▶ [Exercise prompt]
Using the data below, copy each line that includes the word "wallpapers".

Records from a dataset
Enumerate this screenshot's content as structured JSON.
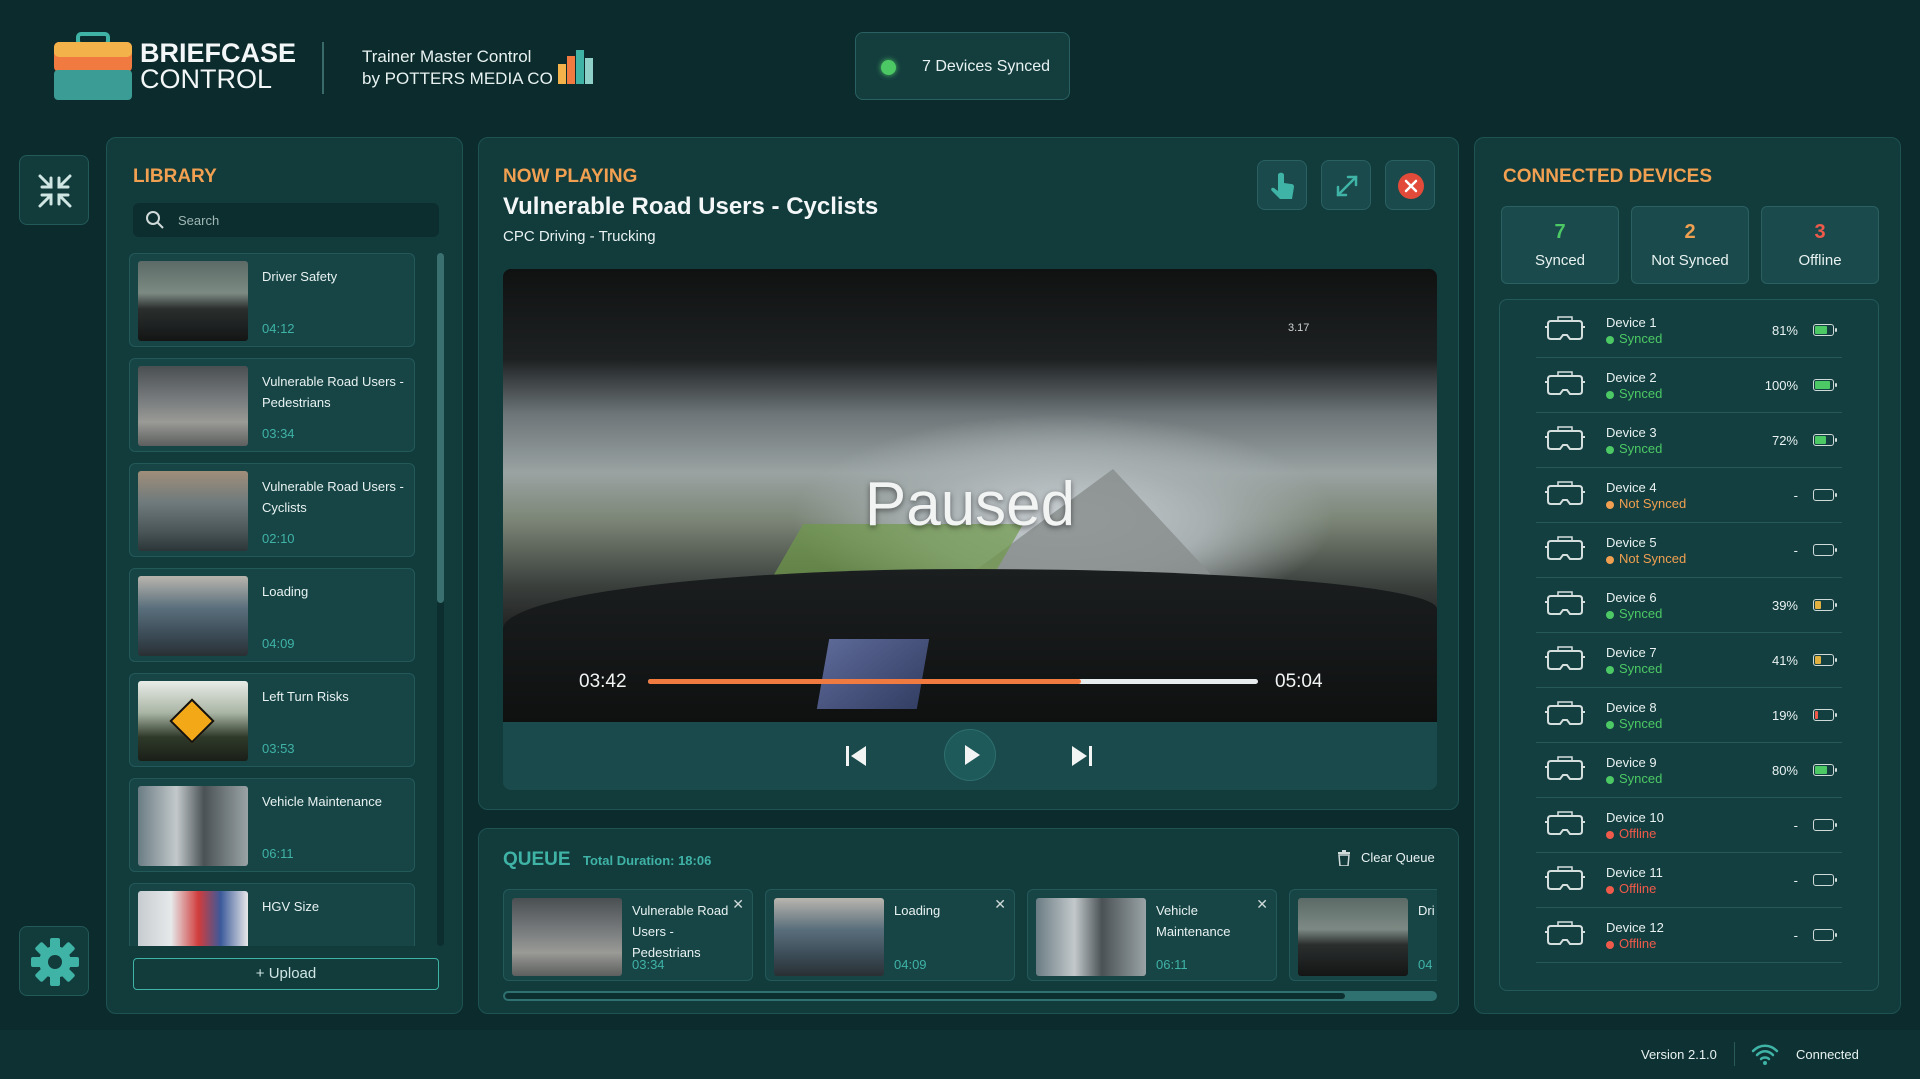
{
  "brand": {
    "line1": "BRIEFCASE",
    "line2": "CONTROL",
    "sub1": "Trainer Master Control",
    "sub2": "by POTTERS MEDIA CO"
  },
  "sync_badge": "7 Devices Synced",
  "library": {
    "title": "LIBRARY",
    "search_placeholder": "Search",
    "items": [
      {
        "title": "Driver Safety",
        "duration": "04:12"
      },
      {
        "title": "Vulnerable Road Users - Pedestrians",
        "duration": "03:34"
      },
      {
        "title": "Vulnerable Road Users - Cyclists",
        "duration": "02:10"
      },
      {
        "title": "Loading",
        "duration": "04:09"
      },
      {
        "title": "Left Turn Risks",
        "duration": "03:53"
      },
      {
        "title": "Vehicle Maintenance",
        "duration": "06:11"
      },
      {
        "title": "HGV Size",
        "duration": ""
      }
    ],
    "upload_label": "+ Upload"
  },
  "now_playing": {
    "label": "NOW PLAYING",
    "title": "Vulnerable Road Users - Cyclists",
    "subtitle": "CPC Driving - Trucking",
    "overlay": "Paused",
    "dash_readout": "3.17",
    "time_current": "03:42",
    "time_total": "05:04",
    "progress": 0.71
  },
  "queue": {
    "title": "QUEUE",
    "total": "Total Duration: 18:06",
    "clear_label": "Clear Queue",
    "items": [
      {
        "title": "Vulnerable Road Users - Pedestrians",
        "duration": "03:34"
      },
      {
        "title": "Loading",
        "duration": "04:09"
      },
      {
        "title": "Vehicle Maintenance",
        "duration": "06:11"
      },
      {
        "title": "Dri",
        "duration": "04"
      }
    ],
    "close_glyph": "✕"
  },
  "devices": {
    "title": "CONNECTED DEVICES",
    "counts": [
      {
        "num": "7",
        "label": "Synced",
        "color": "#4cc964"
      },
      {
        "num": "2",
        "label": "Not Synced",
        "color": "#f0a050"
      },
      {
        "num": "3",
        "label": "Offline",
        "color": "#f05a4a"
      }
    ],
    "list": [
      {
        "name": "Device 1",
        "status": "Synced",
        "pct": "81%",
        "level": 0.81,
        "color": "#4cc964"
      },
      {
        "name": "Device 2",
        "status": "Synced",
        "pct": "100%",
        "level": 1.0,
        "color": "#4cc964"
      },
      {
        "name": "Device 3",
        "status": "Synced",
        "pct": "72%",
        "level": 0.72,
        "color": "#4cc964"
      },
      {
        "name": "Device 4",
        "status": "Not Synced",
        "pct": "-",
        "level": 0,
        "color": "#f0a050"
      },
      {
        "name": "Device 5",
        "status": "Not Synced",
        "pct": "-",
        "level": 0,
        "color": "#f0a050"
      },
      {
        "name": "Device 6",
        "status": "Synced",
        "pct": "39%",
        "level": 0.39,
        "color": "#4cc964"
      },
      {
        "name": "Device 7",
        "status": "Synced",
        "pct": "41%",
        "level": 0.41,
        "color": "#4cc964"
      },
      {
        "name": "Device 8",
        "status": "Synced",
        "pct": "19%",
        "level": 0.19,
        "color": "#4cc964"
      },
      {
        "name": "Device 9",
        "status": "Synced",
        "pct": "80%",
        "level": 0.8,
        "color": "#4cc964"
      },
      {
        "name": "Device 10",
        "status": "Offline",
        "pct": "-",
        "level": 0,
        "color": "#f05a4a"
      },
      {
        "name": "Device 11",
        "status": "Offline",
        "pct": "-",
        "level": 0,
        "color": "#f05a4a"
      },
      {
        "name": "Device 12",
        "status": "Offline",
        "pct": "-",
        "level": 0,
        "color": "#f05a4a"
      }
    ]
  },
  "footer": {
    "version": "Version 2.1.0",
    "connection": "Connected"
  },
  "colors": {
    "accent": "#f0a050",
    "teal": "#3fb3a6",
    "synced": "#4cc964",
    "offline": "#f05a4a"
  }
}
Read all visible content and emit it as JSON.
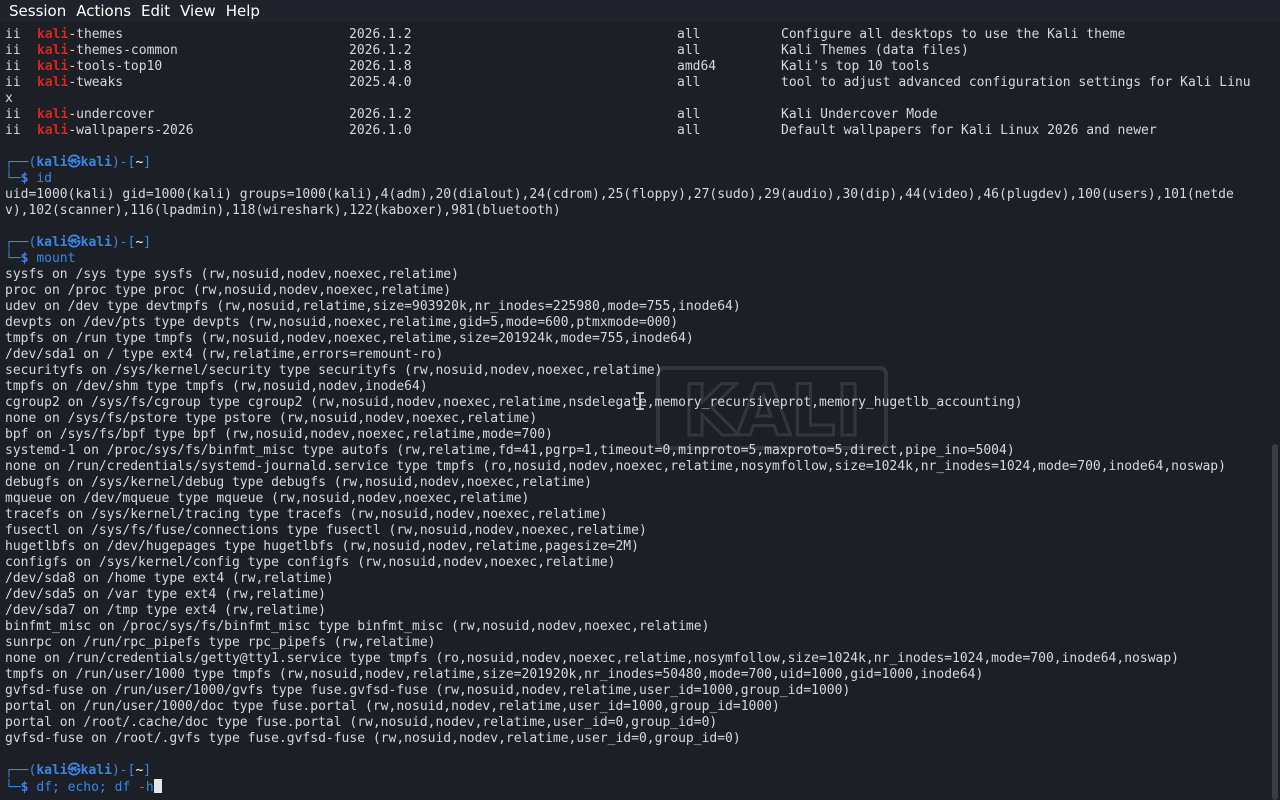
{
  "menubar": {
    "items": [
      "Session",
      "Actions",
      "Edit",
      "View",
      "Help"
    ]
  },
  "packages": [
    {
      "status": "ii",
      "prefix": "kali",
      "suffix": "-themes",
      "version": "2026.1.2",
      "arch": "all",
      "desc": "Configure all desktops to use the Kali theme"
    },
    {
      "status": "ii",
      "prefix": "kali",
      "suffix": "-themes-common",
      "version": "2026.1.2",
      "arch": "all",
      "desc": "Kali Themes (data files)"
    },
    {
      "status": "ii",
      "prefix": "kali",
      "suffix": "-tools-top10",
      "version": "2026.1.8",
      "arch": "amd64",
      "desc": "Kali's top 10 tools"
    },
    {
      "status": "ii",
      "prefix": "kali",
      "suffix": "-tweaks",
      "version": "2025.4.0",
      "arch": "all",
      "desc": "tool to adjust advanced configuration settings for Kali Linu",
      "wrap": "x"
    },
    {
      "status": "ii",
      "prefix": "kali",
      "suffix": "-undercover",
      "version": "2026.1.2",
      "arch": "all",
      "desc": "Kali Undercover Mode"
    },
    {
      "status": "ii",
      "prefix": "kali",
      "suffix": "-wallpapers-2026",
      "version": "2026.1.0",
      "arch": "all",
      "desc": "Default wallpapers for Kali Linux 2026 and newer"
    }
  ],
  "prompt": {
    "corner_top": "┌──(",
    "user": "kali",
    "at": "㉿",
    "host": "kali",
    "mid": ")-[",
    "dir": "~",
    "end": "]",
    "corner_bottom": "└─",
    "dollar": "$"
  },
  "commands": {
    "id": "id",
    "mount": "mount",
    "df": "df; echo; df -h"
  },
  "id_output": [
    "uid=1000(kali) gid=1000(kali) groups=1000(kali),4(adm),20(dialout),24(cdrom),25(floppy),27(sudo),29(audio),30(dip),44(video),46(plugdev),100(users),101(netde",
    "v),102(scanner),116(lpadmin),118(wireshark),122(kaboxer),981(bluetooth)"
  ],
  "mount_output": [
    "sysfs on /sys type sysfs (rw,nosuid,nodev,noexec,relatime)",
    "proc on /proc type proc (rw,nosuid,nodev,noexec,relatime)",
    "udev on /dev type devtmpfs (rw,nosuid,relatime,size=903920k,nr_inodes=225980,mode=755,inode64)",
    "devpts on /dev/pts type devpts (rw,nosuid,noexec,relatime,gid=5,mode=600,ptmxmode=000)",
    "tmpfs on /run type tmpfs (rw,nosuid,nodev,noexec,relatime,size=201924k,mode=755,inode64)",
    "/dev/sda1 on / type ext4 (rw,relatime,errors=remount-ro)",
    "securityfs on /sys/kernel/security type securityfs (rw,nosuid,nodev,noexec,relatime)",
    "tmpfs on /dev/shm type tmpfs (rw,nosuid,nodev,inode64)",
    "cgroup2 on /sys/fs/cgroup type cgroup2 (rw,nosuid,nodev,noexec,relatime,nsdelegate,memory_recursiveprot,memory_hugetlb_accounting)",
    "none on /sys/fs/pstore type pstore (rw,nosuid,nodev,noexec,relatime)",
    "bpf on /sys/fs/bpf type bpf (rw,nosuid,nodev,noexec,relatime,mode=700)",
    "systemd-1 on /proc/sys/fs/binfmt_misc type autofs (rw,relatime,fd=41,pgrp=1,timeout=0,minproto=5,maxproto=5,direct,pipe_ino=5004)",
    "none on /run/credentials/systemd-journald.service type tmpfs (ro,nosuid,nodev,noexec,relatime,nosymfollow,size=1024k,nr_inodes=1024,mode=700,inode64,noswap)",
    "debugfs on /sys/kernel/debug type debugfs (rw,nosuid,nodev,noexec,relatime)",
    "mqueue on /dev/mqueue type mqueue (rw,nosuid,nodev,noexec,relatime)",
    "tracefs on /sys/kernel/tracing type tracefs (rw,nosuid,nodev,noexec,relatime)",
    "fusectl on /sys/fs/fuse/connections type fusectl (rw,nosuid,nodev,noexec,relatime)",
    "hugetlbfs on /dev/hugepages type hugetlbfs (rw,nosuid,nodev,relatime,pagesize=2M)",
    "configfs on /sys/kernel/config type configfs (rw,nosuid,nodev,noexec,relatime)",
    "/dev/sda8 on /home type ext4 (rw,relatime)",
    "/dev/sda5 on /var type ext4 (rw,relatime)",
    "/dev/sda7 on /tmp type ext4 (rw,relatime)",
    "binfmt_misc on /proc/sys/fs/binfmt_misc type binfmt_misc (rw,nosuid,nodev,noexec,relatime)",
    "sunrpc on /run/rpc_pipefs type rpc_pipefs (rw,relatime)",
    "none on /run/credentials/getty@tty1.service type tmpfs (ro,nosuid,nodev,noexec,relatime,nosymfollow,size=1024k,nr_inodes=1024,mode=700,inode64,noswap)",
    "tmpfs on /run/user/1000 type tmpfs (rw,nosuid,nodev,relatime,size=201920k,nr_inodes=50480,mode=700,uid=1000,gid=1000,inode64)",
    "gvfsd-fuse on /run/user/1000/gvfs type fuse.gvfsd-fuse (rw,nosuid,nodev,relatime,user_id=1000,group_id=1000)",
    "portal on /run/user/1000/doc type fuse.portal (rw,nosuid,nodev,relatime,user_id=1000,group_id=1000)",
    "portal on /root/.cache/doc type fuse.portal (rw,nosuid,nodev,relatime,user_id=0,group_id=0)",
    "gvfsd-fuse on /root/.gvfs type fuse.gvfsd-fuse (rw,nosuid,nodev,relatime,user_id=0,group_id=0)"
  ],
  "watermark_text": "KALI",
  "colors": {
    "background": "#1c1f26",
    "text": "#d5d8de",
    "kali_red": "#e02020",
    "prompt_blue": "#3a86e8"
  }
}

▶ [Answer below]
      "suffix": "-wallpapers-2026",
      "desc": "Default wallpapers for Kali Linux 2026 and newer"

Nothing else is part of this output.